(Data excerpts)
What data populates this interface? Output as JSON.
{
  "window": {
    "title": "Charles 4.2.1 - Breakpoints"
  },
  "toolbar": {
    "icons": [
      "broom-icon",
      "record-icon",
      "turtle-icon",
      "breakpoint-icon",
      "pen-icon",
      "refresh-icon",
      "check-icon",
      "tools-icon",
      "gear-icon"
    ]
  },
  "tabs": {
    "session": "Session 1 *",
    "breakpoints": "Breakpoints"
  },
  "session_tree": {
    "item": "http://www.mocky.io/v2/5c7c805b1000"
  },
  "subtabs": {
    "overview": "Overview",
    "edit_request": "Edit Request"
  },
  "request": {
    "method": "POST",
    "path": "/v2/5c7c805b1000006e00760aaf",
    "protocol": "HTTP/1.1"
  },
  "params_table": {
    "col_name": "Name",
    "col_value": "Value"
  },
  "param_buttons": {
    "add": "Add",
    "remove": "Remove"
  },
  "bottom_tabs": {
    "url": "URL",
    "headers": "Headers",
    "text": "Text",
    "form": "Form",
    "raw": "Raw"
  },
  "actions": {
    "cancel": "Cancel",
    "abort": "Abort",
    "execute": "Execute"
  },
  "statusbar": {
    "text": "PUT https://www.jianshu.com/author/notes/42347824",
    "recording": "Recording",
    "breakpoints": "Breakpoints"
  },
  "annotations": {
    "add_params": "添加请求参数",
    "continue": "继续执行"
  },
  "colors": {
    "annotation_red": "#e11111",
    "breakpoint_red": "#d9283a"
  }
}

● **YOUR TASK**: Scan the lines for the string "text". Copy out each line that matches.

● **WRITTEN ANSWER**:
    "text": "Text",
    "text": "PUT https://www.jianshu.com/author/notes/42347824",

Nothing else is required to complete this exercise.